PASSAGE:
Highlights from the Galloway Hoard
News Story
The Galloway Hoard is one of the most important UK archaeological finds of the century. This incredible discovery comprises more than 100 objects, some of which are incredibly rare or unique.
There is an unparalleled range of rare materials and unusual objects in the Hoard. Here is a selection of highlights from the Hoard which offer us a glimpse into the wider world of the Viking Age.
We like to think of objects as having lives . . . Our research will trace the stories of the objects back to when and where they were made, as well as why they were buried at that time and in that place.
Dr Martin Goldberg, Principal Curator of Medieval Archaeology and History
1. Entangled arm-rings
In the group of silver objects, or the silver bullion, there are clues to four former owners of the Hoard. These clues include runic inscriptions and four distinct groups of arm-rings. A remarkable cluster of four arm-rings in the lower layer are different from the rest of the bullion. They are a type called a ribbon arm-ring which are elaborately decorated. The arm-rings are complete and shaped as they would have been worn. Unusually, they are all bound together tightly by one of the smaller arm-rings.
The largest is a double arm-ring, twice the size of the others, decorated with beasts. Tucked inside this cluster of arm-rings was a small wooden box containing three gold objects, including a beautiful pin in the shape of a bird.

Stored records:
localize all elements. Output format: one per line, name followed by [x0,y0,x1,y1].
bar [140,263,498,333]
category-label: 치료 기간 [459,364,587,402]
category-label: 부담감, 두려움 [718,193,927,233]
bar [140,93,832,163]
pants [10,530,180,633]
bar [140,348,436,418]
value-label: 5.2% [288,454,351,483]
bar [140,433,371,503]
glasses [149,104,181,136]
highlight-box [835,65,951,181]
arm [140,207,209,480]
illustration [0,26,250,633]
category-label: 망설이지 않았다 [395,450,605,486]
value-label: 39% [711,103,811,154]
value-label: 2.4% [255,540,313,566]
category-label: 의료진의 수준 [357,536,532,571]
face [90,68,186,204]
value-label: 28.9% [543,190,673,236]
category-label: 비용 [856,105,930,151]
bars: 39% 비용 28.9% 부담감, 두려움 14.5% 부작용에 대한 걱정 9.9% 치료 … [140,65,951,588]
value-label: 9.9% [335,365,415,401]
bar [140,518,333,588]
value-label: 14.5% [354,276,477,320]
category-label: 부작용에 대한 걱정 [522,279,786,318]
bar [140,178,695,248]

ACTIVITY LIST:
**1.** According to the Galloway Hoard text, how many objects does the discovery comprise?
**2.** Copy everything from "Highlights from the Galloway" down to "the Viking Age." in the Galloway Hoard text, swapping "Viking Age" for "Viking period".

RESULTS FOR THE EXERCISE:
**1.** More than 100 objects.

**2.**
Highlights from the Galloway Hoard
News Story
The Galloway Hoard is one of the most important UK archaeological finds of the century. This incredible discovery comprises more than 100 objects, some of which are incredibly rare or unique.
There is an unparalleled range of rare materials and unusual objects in the Hoard. Here is a selection of highlights from the Hoard which offer us a glimpse into the wider world of the Viking period.